(PROVIDED INFORMATION begins)

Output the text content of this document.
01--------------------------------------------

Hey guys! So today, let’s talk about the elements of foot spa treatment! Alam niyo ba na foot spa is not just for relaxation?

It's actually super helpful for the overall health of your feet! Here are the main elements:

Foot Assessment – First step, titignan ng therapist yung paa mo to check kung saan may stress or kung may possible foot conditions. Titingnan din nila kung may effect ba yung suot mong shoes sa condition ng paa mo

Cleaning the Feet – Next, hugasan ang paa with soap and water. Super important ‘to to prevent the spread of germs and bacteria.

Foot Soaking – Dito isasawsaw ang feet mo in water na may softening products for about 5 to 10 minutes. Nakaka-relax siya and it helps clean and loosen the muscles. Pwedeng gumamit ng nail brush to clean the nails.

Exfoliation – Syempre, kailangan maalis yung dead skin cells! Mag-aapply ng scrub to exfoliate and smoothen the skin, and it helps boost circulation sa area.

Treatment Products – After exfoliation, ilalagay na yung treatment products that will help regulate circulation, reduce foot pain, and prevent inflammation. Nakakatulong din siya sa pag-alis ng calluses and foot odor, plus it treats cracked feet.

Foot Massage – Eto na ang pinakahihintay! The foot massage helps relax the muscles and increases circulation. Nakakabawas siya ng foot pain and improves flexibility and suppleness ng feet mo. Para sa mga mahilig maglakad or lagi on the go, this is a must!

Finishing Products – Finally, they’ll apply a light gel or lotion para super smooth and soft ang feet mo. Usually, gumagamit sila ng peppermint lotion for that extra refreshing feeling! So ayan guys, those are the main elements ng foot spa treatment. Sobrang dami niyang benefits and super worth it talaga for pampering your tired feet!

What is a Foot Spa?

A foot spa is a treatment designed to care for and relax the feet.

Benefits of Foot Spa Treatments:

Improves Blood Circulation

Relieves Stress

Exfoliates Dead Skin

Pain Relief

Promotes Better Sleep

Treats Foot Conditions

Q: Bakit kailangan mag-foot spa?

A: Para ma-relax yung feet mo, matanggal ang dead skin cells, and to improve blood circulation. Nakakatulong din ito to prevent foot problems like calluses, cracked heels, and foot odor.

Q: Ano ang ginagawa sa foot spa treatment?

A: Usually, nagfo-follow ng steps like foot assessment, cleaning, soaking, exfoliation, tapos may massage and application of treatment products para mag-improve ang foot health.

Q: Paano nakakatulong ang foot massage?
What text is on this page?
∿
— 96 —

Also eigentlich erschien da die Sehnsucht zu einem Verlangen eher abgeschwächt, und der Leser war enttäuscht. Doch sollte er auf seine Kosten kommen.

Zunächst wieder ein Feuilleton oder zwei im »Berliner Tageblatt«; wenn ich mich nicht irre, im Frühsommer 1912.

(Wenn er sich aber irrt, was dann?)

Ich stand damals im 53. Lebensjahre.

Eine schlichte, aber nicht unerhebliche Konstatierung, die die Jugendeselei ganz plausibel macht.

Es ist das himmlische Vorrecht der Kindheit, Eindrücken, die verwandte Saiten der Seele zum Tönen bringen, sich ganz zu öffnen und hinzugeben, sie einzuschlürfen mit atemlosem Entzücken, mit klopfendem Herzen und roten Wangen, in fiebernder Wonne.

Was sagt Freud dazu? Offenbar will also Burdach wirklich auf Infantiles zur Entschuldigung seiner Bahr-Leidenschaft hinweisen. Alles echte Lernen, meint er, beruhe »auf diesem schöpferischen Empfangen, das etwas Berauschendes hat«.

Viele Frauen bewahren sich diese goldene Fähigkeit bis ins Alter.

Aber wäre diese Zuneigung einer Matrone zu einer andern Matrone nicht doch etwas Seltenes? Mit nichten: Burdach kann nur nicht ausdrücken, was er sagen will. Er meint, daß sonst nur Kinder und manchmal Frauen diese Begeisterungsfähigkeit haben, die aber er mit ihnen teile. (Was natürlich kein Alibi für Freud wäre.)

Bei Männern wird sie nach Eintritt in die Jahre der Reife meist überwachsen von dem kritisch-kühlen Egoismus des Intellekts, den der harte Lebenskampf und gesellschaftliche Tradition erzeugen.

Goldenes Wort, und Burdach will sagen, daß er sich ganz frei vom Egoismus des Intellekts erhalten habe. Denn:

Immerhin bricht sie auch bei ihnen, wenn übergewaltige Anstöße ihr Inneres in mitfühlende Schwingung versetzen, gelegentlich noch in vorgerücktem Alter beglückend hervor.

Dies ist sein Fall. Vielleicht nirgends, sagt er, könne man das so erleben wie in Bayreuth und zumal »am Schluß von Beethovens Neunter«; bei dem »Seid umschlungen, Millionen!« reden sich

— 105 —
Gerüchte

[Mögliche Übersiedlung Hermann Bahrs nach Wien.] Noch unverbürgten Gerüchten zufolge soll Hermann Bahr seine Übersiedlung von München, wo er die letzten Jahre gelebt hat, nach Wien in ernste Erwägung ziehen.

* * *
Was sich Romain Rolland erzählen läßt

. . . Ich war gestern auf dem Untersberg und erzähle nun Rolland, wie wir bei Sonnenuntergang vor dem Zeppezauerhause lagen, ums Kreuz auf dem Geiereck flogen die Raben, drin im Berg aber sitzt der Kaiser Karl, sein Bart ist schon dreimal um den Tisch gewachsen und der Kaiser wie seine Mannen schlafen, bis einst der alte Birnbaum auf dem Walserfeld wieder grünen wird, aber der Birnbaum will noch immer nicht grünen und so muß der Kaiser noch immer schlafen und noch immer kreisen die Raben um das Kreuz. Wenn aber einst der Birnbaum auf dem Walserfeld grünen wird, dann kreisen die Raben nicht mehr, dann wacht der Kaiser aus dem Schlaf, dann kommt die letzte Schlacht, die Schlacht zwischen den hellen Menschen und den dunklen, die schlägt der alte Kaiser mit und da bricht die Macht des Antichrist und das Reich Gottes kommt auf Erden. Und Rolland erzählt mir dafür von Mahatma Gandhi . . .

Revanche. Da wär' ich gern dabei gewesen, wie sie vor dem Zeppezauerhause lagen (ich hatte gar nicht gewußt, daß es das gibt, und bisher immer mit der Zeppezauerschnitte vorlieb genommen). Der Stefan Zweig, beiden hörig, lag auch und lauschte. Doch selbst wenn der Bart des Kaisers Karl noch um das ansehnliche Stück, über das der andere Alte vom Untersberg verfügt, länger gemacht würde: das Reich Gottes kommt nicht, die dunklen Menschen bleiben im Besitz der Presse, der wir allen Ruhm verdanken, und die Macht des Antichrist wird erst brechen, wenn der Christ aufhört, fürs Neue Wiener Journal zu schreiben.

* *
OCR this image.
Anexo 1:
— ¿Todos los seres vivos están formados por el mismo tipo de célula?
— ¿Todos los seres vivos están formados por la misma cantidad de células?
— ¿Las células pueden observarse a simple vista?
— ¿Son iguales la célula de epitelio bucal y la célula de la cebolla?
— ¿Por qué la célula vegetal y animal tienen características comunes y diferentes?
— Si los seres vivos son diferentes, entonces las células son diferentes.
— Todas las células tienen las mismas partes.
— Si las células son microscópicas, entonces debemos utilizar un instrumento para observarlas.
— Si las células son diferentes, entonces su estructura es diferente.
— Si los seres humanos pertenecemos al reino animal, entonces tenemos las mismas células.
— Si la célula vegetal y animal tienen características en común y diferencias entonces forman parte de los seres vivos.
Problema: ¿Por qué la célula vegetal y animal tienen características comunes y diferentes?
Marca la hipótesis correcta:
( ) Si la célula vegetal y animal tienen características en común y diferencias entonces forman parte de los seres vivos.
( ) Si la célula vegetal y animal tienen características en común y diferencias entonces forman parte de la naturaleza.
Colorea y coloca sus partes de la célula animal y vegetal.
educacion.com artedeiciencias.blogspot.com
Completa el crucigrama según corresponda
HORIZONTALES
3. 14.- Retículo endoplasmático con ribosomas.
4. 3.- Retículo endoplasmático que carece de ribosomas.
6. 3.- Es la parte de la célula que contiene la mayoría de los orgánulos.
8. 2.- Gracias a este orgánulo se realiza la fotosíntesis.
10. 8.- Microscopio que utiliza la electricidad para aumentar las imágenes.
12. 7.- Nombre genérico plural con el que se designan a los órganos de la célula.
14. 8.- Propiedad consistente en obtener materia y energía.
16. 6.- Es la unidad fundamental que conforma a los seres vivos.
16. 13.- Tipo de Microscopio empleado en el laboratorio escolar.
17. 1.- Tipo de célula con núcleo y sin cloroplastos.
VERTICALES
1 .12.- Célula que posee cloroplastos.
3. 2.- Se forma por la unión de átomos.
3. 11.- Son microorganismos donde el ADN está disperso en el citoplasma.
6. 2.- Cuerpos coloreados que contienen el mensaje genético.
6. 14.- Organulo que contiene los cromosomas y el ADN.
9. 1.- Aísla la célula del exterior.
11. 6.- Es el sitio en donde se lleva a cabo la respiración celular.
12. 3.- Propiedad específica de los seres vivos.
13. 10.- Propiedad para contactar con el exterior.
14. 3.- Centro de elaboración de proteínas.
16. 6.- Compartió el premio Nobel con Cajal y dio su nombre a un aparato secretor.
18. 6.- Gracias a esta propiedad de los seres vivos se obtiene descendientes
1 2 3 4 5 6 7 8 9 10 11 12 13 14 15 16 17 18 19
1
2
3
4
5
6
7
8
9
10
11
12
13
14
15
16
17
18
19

(PROVIDED INFORMATION ends)

§ EXERCISE DESCRIPTION
The answer should be one number, the count of lines in the data that include the string "forman".

§ REPLY
3